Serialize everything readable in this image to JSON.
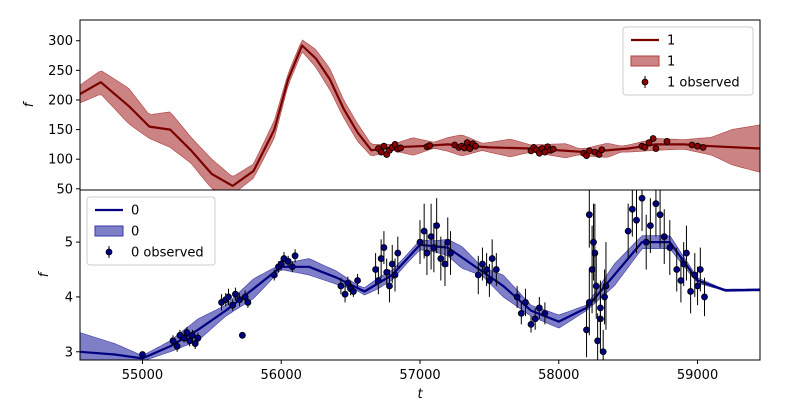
{
  "chart_data": [
    {
      "type": "line",
      "panel": "top",
      "title": "",
      "xlabel": "",
      "ylabel": "f",
      "xlim": [
        54550,
        59450
      ],
      "ylim": [
        48,
        335
      ],
      "yticks": [
        50,
        100,
        150,
        200,
        250,
        300
      ],
      "xticks": [],
      "grid": false,
      "legend_placement": "top-right",
      "colors": {
        "line": "#7a0000",
        "band": "#b04040",
        "points": "#8b0000"
      },
      "legend": [
        {
          "kind": "line",
          "label": "1"
        },
        {
          "kind": "band",
          "label": "1"
        },
        {
          "kind": "errorbar",
          "label": "1 observed"
        }
      ],
      "mean_line": {
        "x": [
          54550,
          54700,
          54900,
          55050,
          55200,
          55350,
          55500,
          55650,
          55800,
          55950,
          56050,
          56150,
          56250,
          56350,
          56450,
          56550,
          56650,
          56800,
          57000,
          57200,
          57500,
          57800,
          58000,
          58200,
          58500,
          58700,
          58900,
          59100,
          59450
        ],
        "y": [
          210,
          230,
          190,
          155,
          150,
          115,
          75,
          55,
          80,
          150,
          235,
          292,
          270,
          235,
          185,
          145,
          115,
          120,
          122,
          125,
          120,
          118,
          115,
          112,
          118,
          125,
          125,
          122,
          118
        ]
      },
      "band_halfwidth": [
        [
          54550,
          15
        ],
        [
          54700,
          20
        ],
        [
          54900,
          30
        ],
        [
          55050,
          20
        ],
        [
          55200,
          30
        ],
        [
          55350,
          22
        ],
        [
          55500,
          25
        ],
        [
          55650,
          15
        ],
        [
          55800,
          12
        ],
        [
          55950,
          15
        ],
        [
          56050,
          10
        ],
        [
          56150,
          10
        ],
        [
          56250,
          15
        ],
        [
          56350,
          18
        ],
        [
          56450,
          15
        ],
        [
          56550,
          15
        ],
        [
          56650,
          10
        ],
        [
          56800,
          5
        ],
        [
          56950,
          15
        ],
        [
          57100,
          5
        ],
        [
          57300,
          18
        ],
        [
          57450,
          6
        ],
        [
          57650,
          15
        ],
        [
          57800,
          6
        ],
        [
          58050,
          12
        ],
        [
          58150,
          5
        ],
        [
          58350,
          12
        ],
        [
          58450,
          5
        ],
        [
          58700,
          10
        ],
        [
          58900,
          8
        ],
        [
          59100,
          15
        ],
        [
          59250,
          30
        ],
        [
          59450,
          40
        ]
      ],
      "observed_x": [
        56700,
        56720,
        56740,
        56760,
        56780,
        56800,
        56820,
        56840,
        56860,
        57050,
        57070,
        57250,
        57280,
        57300,
        57320,
        57340,
        57350,
        57360,
        57380,
        57400,
        57800,
        57820,
        57840,
        57860,
        57880,
        57900,
        57920,
        57940,
        57960,
        58180,
        58200,
        58220,
        58260,
        58290,
        58310,
        58600,
        58620,
        58650,
        58680,
        58700,
        58780,
        58960,
        59000,
        59040
      ],
      "observed_y": [
        118,
        112,
        122,
        108,
        115,
        120,
        125,
        117,
        119,
        121,
        123,
        124,
        120,
        122,
        119,
        128,
        120,
        118,
        126,
        122,
        114,
        120,
        116,
        110,
        118,
        112,
        121,
        115,
        117,
        110,
        106,
        114,
        112,
        108,
        116,
        122,
        120,
        128,
        135,
        118,
        130,
        124,
        122,
        120
      ],
      "observed_err": 5
    },
    {
      "type": "line",
      "panel": "bottom",
      "title": "",
      "xlabel": "t",
      "ylabel": "f",
      "xlim": [
        54550,
        59450
      ],
      "ylim": [
        2.85,
        5.95
      ],
      "yticks": [
        3,
        4,
        5
      ],
      "xticks": [
        55000,
        56000,
        57000,
        58000,
        59000
      ],
      "grid": false,
      "legend_placement": "top-left",
      "colors": {
        "line": "#000080",
        "band": "#3a3aaa",
        "points": "#000080"
      },
      "legend": [
        {
          "kind": "line",
          "label": "0"
        },
        {
          "kind": "band",
          "label": "0"
        },
        {
          "kind": "errorbar",
          "label": "0 observed"
        }
      ],
      "mean_line": {
        "x": [
          54550,
          54800,
          55000,
          55200,
          55400,
          55600,
          55800,
          56000,
          56200,
          56400,
          56600,
          56800,
          57000,
          57200,
          57400,
          57600,
          57800,
          58000,
          58200,
          58400,
          58600,
          58800,
          59000,
          59200,
          59450
        ],
        "y": [
          3.0,
          2.95,
          2.88,
          3.1,
          3.4,
          3.75,
          4.15,
          4.55,
          4.55,
          4.35,
          4.1,
          4.4,
          4.95,
          4.9,
          4.55,
          4.2,
          3.75,
          3.55,
          3.8,
          4.4,
          5.0,
          5.0,
          4.3,
          4.12,
          4.13
        ]
      },
      "band_halfwidth": [
        [
          54550,
          0.35
        ],
        [
          54800,
          0.2
        ],
        [
          55000,
          0.05
        ],
        [
          55200,
          0.1
        ],
        [
          55400,
          0.2
        ],
        [
          55600,
          0.1
        ],
        [
          55800,
          0.18
        ],
        [
          56000,
          0.05
        ],
        [
          56200,
          0.15
        ],
        [
          56400,
          0.12
        ],
        [
          56550,
          0.05
        ],
        [
          56700,
          0.1
        ],
        [
          56900,
          0.08
        ],
        [
          57100,
          0.1
        ],
        [
          57300,
          0.2
        ],
        [
          57450,
          0.08
        ],
        [
          57600,
          0.2
        ],
        [
          57800,
          0.1
        ],
        [
          58000,
          0.12
        ],
        [
          58200,
          0.05
        ],
        [
          58400,
          0.2
        ],
        [
          58600,
          0.12
        ],
        [
          58800,
          0.12
        ],
        [
          59000,
          0.05
        ],
        [
          59150,
          0.02
        ],
        [
          59450,
          0.02
        ]
      ],
      "observed_x": [
        55000,
        55220,
        55250,
        55270,
        55300,
        55320,
        55340,
        55360,
        55380,
        55400,
        55570,
        55600,
        55620,
        55650,
        55670,
        55700,
        55720,
        55740,
        55760,
        55950,
        55980,
        56000,
        56020,
        56050,
        56080,
        56100,
        56430,
        56460,
        56480,
        56500,
        56520,
        56550,
        56680,
        56700,
        56720,
        56740,
        56760,
        56780,
        56800,
        56820,
        56840,
        57000,
        57030,
        57050,
        57080,
        57100,
        57120,
        57150,
        57180,
        57200,
        57220,
        57420,
        57450,
        57480,
        57500,
        57520,
        57550,
        57700,
        57730,
        57760,
        57800,
        57830,
        57860,
        57900,
        58200,
        58220,
        58240,
        58260,
        58280,
        58300,
        58320,
        58340,
        58220,
        58250,
        58270,
        58300,
        58330,
        58500,
        58530,
        58560,
        58600,
        58630,
        58660,
        58700,
        58730,
        58760,
        58800,
        58850,
        58880,
        58900,
        58920,
        58950,
        58980,
        59000,
        59020,
        59050
      ],
      "observed_y": [
        2.95,
        3.2,
        3.1,
        3.3,
        3.25,
        3.35,
        3.2,
        3.3,
        3.15,
        3.25,
        3.9,
        3.95,
        4.0,
        3.85,
        4.05,
        3.95,
        3.3,
        4.0,
        3.9,
        4.4,
        4.55,
        4.6,
        4.7,
        4.65,
        4.55,
        4.75,
        4.2,
        4.05,
        4.25,
        4.15,
        4.1,
        4.3,
        4.5,
        4.3,
        4.7,
        4.9,
        4.45,
        4.2,
        4.6,
        4.4,
        4.8,
        5.0,
        5.2,
        4.8,
        5.1,
        4.9,
        5.3,
        4.7,
        4.6,
        5.0,
        4.8,
        4.4,
        4.6,
        4.5,
        4.3,
        4.7,
        4.5,
        4.0,
        3.7,
        3.9,
        3.5,
        3.6,
        3.8,
        3.7,
        3.4,
        3.9,
        4.5,
        4.8,
        3.2,
        3.6,
        3.0,
        4.2,
        5.5,
        5.0,
        4.2,
        3.8,
        4.0,
        5.2,
        5.6,
        5.4,
        5.8,
        5.0,
        5.3,
        5.7,
        5.5,
        5.1,
        4.9,
        4.5,
        4.3,
        4.6,
        4.8,
        4.1,
        4.4,
        4.2,
        4.5,
        4.0
      ],
      "observed_err": [
        0.05,
        0.1,
        0.1,
        0.1,
        0.08,
        0.1,
        0.1,
        0.1,
        0.1,
        0.1,
        0.15,
        0.12,
        0.15,
        0.1,
        0.12,
        0.12,
        0.05,
        0.12,
        0.1,
        0.1,
        0.1,
        0.12,
        0.12,
        0.1,
        0.1,
        0.12,
        0.15,
        0.15,
        0.12,
        0.12,
        0.1,
        0.12,
        0.3,
        0.25,
        0.35,
        0.3,
        0.25,
        0.3,
        0.35,
        0.3,
        0.3,
        0.4,
        0.5,
        0.4,
        0.6,
        0.45,
        0.5,
        0.4,
        0.4,
        0.45,
        0.4,
        0.35,
        0.3,
        0.3,
        0.3,
        0.35,
        0.3,
        0.2,
        0.2,
        0.25,
        0.15,
        0.2,
        0.2,
        0.2,
        0.5,
        0.6,
        0.8,
        0.9,
        0.5,
        0.6,
        0.4,
        0.8,
        0.6,
        0.7,
        0.6,
        0.5,
        0.5,
        0.5,
        0.5,
        0.6,
        0.6,
        0.5,
        0.5,
        0.6,
        0.6,
        0.5,
        0.5,
        0.4,
        0.4,
        0.4,
        0.5,
        0.4,
        0.4,
        0.35,
        0.4,
        0.35
      ]
    }
  ]
}
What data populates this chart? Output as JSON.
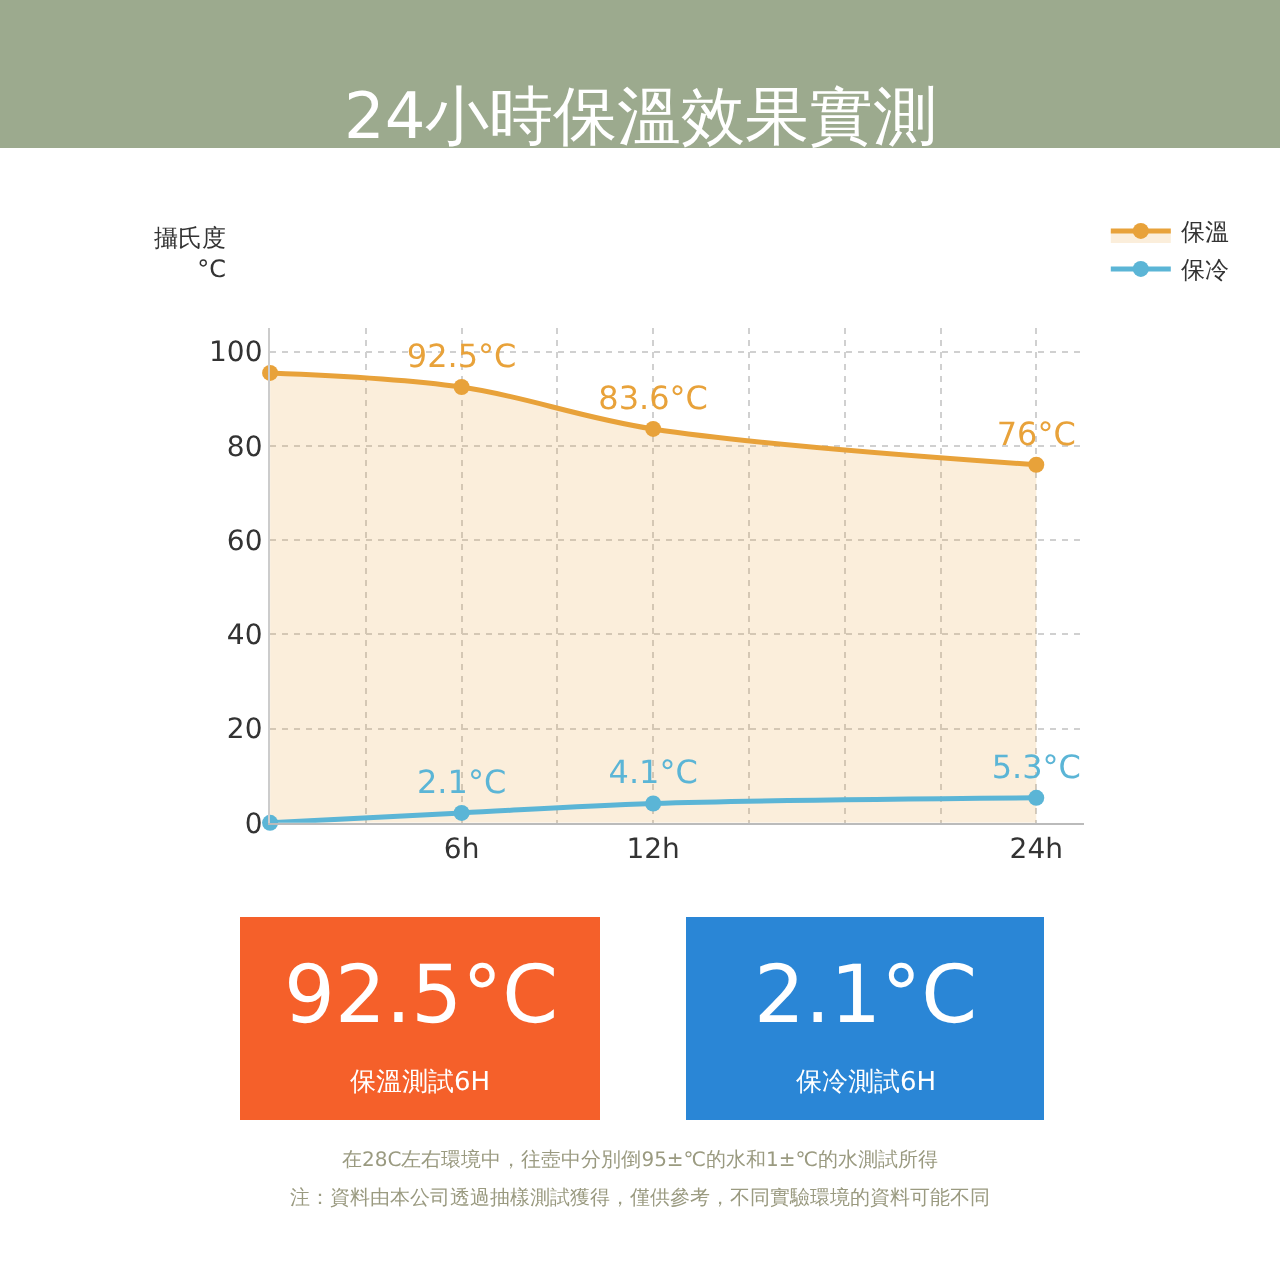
{
  "chart_data": {
    "type": "line",
    "title": "24小時保溫效果實測",
    "ylabel": "攝氏度\n°C",
    "x": [
      0,
      6,
      12,
      24
    ],
    "series": [
      {
        "name": "保溫",
        "type": "area",
        "color": "#e8a23a",
        "values": [
          95.5,
          92.5,
          83.6,
          76
        ],
        "value_labels": [
          null,
          "92.5°C",
          "83.6°C",
          "76°C"
        ]
      },
      {
        "name": "保冷",
        "color": "#5bb5d6",
        "values": [
          0,
          2.1,
          4.1,
          5.3
        ],
        "value_labels": [
          null,
          "2.1°C",
          "4.1°C",
          "5.3°C"
        ]
      }
    ],
    "xlim": [
      0,
      25.5
    ],
    "xticks": [
      {
        "value": 3,
        "label": null
      },
      {
        "value": 6,
        "label": "6h"
      },
      {
        "value": 9,
        "label": null
      },
      {
        "value": 12,
        "label": "12h"
      },
      {
        "value": 15,
        "label": null
      },
      {
        "value": 18,
        "label": null
      },
      {
        "value": 21,
        "label": null
      },
      {
        "value": 24,
        "label": "24h"
      }
    ],
    "ylim": [
      0,
      105
    ],
    "yticks": [
      0,
      20,
      40,
      60,
      80,
      100
    ],
    "grid": true,
    "legend": "top right",
    "marker": "circle",
    "line_style": "solid",
    "annotations": [
      "92.5°C",
      "保溫測試6H",
      "2.1°C",
      "保冷測試6H",
      "在28C左右環境中，往壺中分別倒95±℃的水和1±℃的水測試所得",
      "注：資料由本公司透過抽樣測試獲得，僅供參考，不同實驗環境的資料可能不同"
    ]
  }
}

[TO DO]: Gather all lines where the word "type" appears.

[FULL OUTPUT]:
      "type": "line",
      "type": "line",
    "type": "line",
        "type": "area",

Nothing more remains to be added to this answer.